→ Exercise details
Scan the records for the string "screenshot"; copy each line where it occurs.

→ Data records
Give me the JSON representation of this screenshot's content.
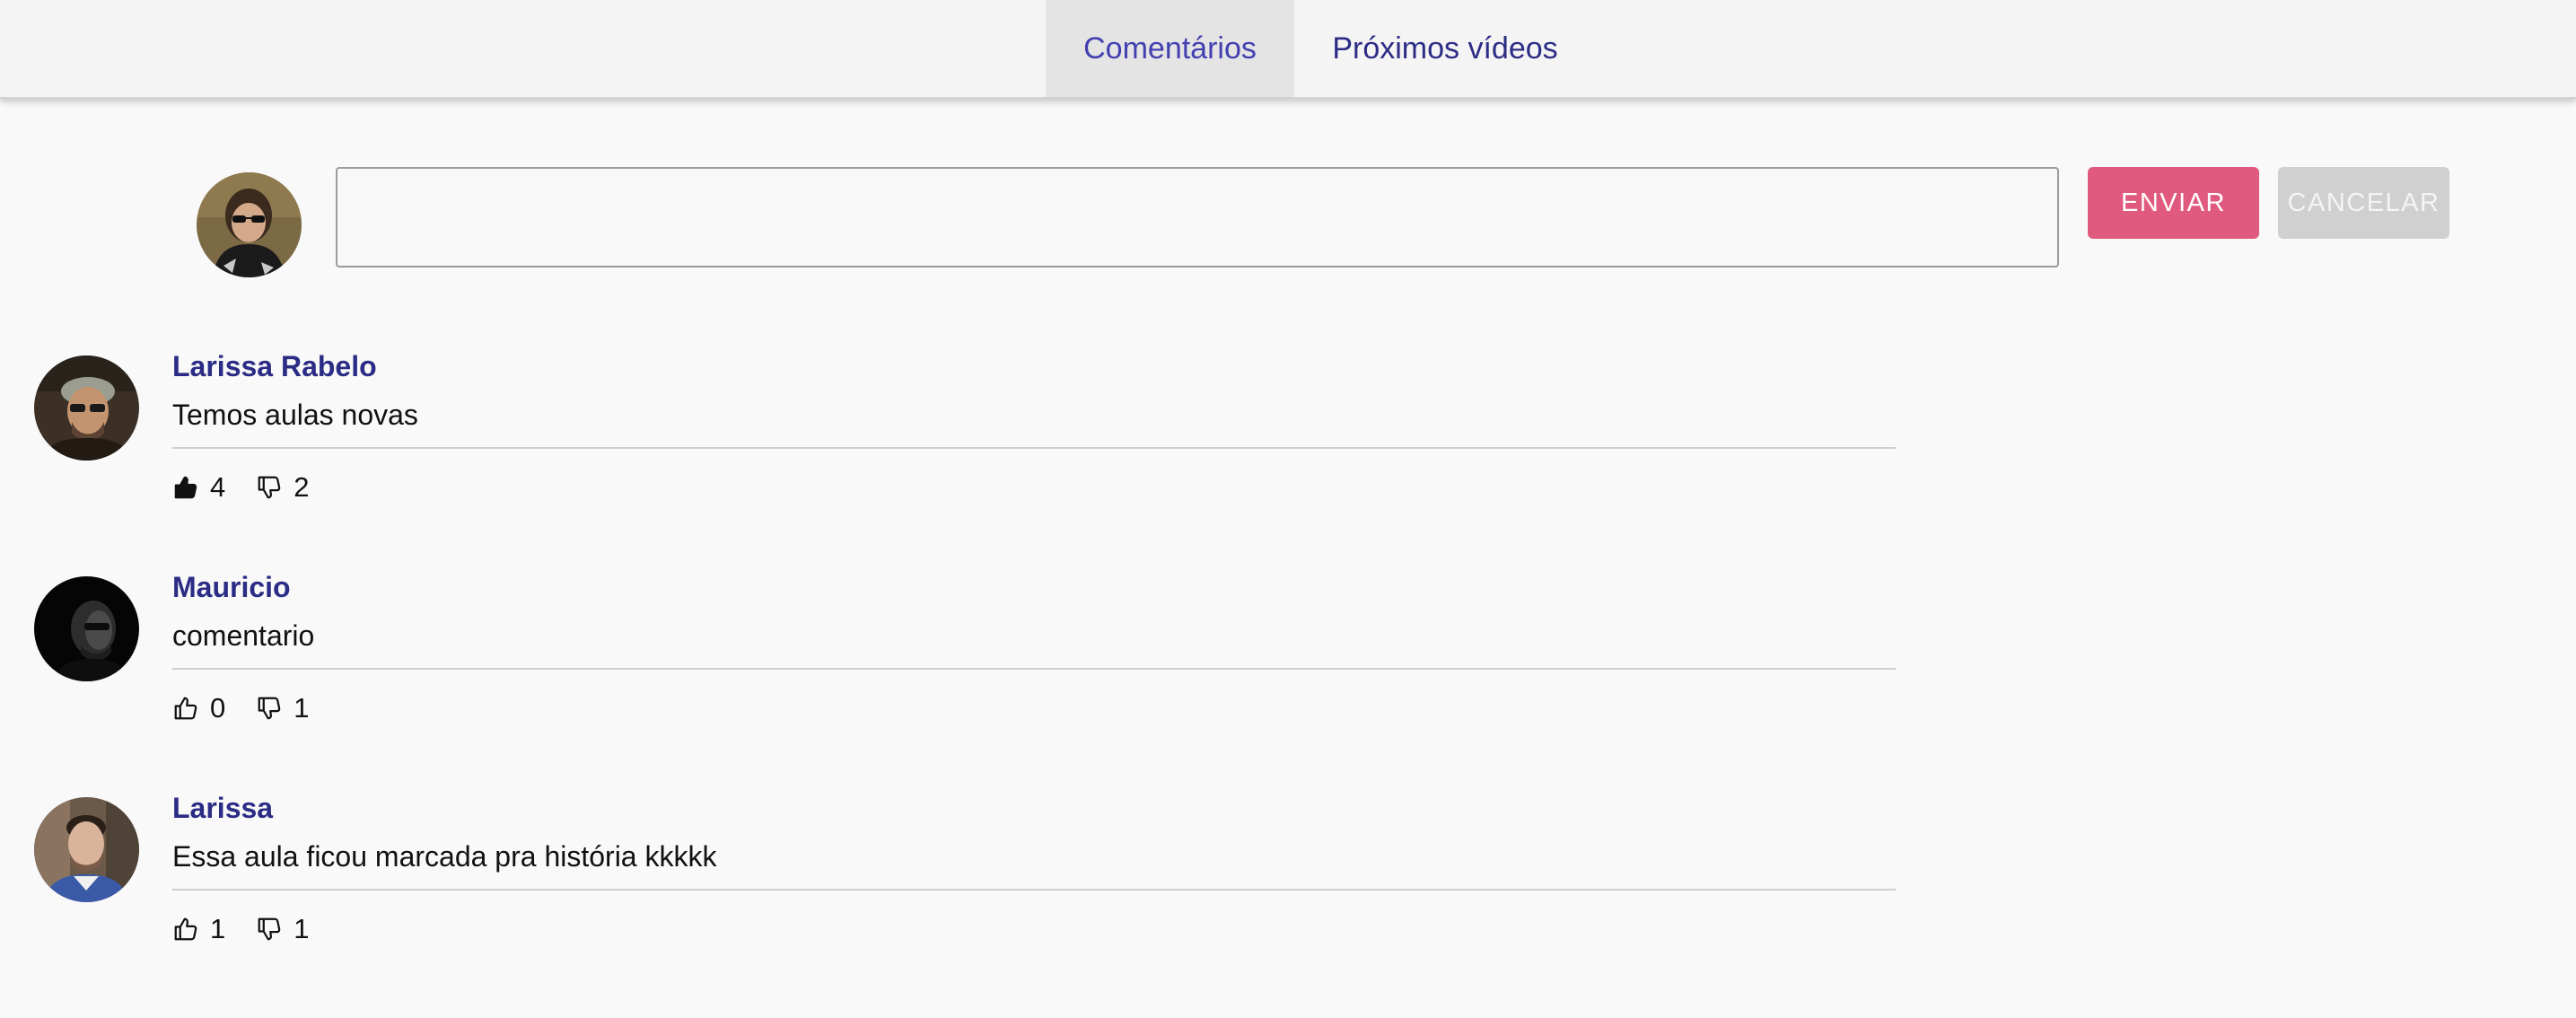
{
  "tabs": [
    {
      "label": "Comentários",
      "active": true
    },
    {
      "label": "Próximos vídeos",
      "active": false
    }
  ],
  "composer": {
    "value": "",
    "send_label": "ENVIAR",
    "cancel_label": "CANCELAR"
  },
  "comments": [
    {
      "author": "Larissa Rabelo",
      "text": "Temos aulas novas",
      "likes": "4",
      "dislikes": "2",
      "liked": true
    },
    {
      "author": "Mauricio",
      "text": "comentario",
      "likes": "0",
      "dislikes": "1",
      "liked": false
    },
    {
      "author": "Larissa",
      "text": "Essa aula ficou marcada pra história kkkkk",
      "likes": "1",
      "dislikes": "1",
      "liked": false
    }
  ],
  "colors": {
    "accent_text": "#2b2c85",
    "active_tab_text": "#4240b0",
    "send_button": "#e05a7f",
    "cancel_button": "#d0d0d0"
  },
  "icons": {
    "like": "thumbs-up-icon",
    "dislike": "thumbs-down-icon"
  }
}
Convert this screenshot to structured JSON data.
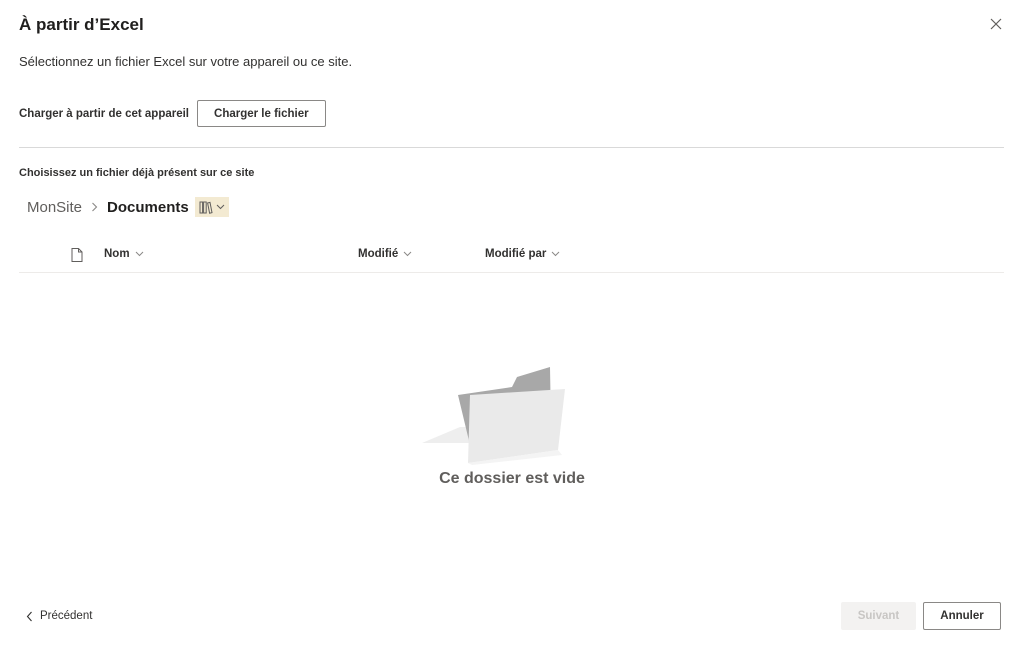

→ The reply
Give me the JSON representation of this screenshot's content.
Convert this screenshot to structured JSON data.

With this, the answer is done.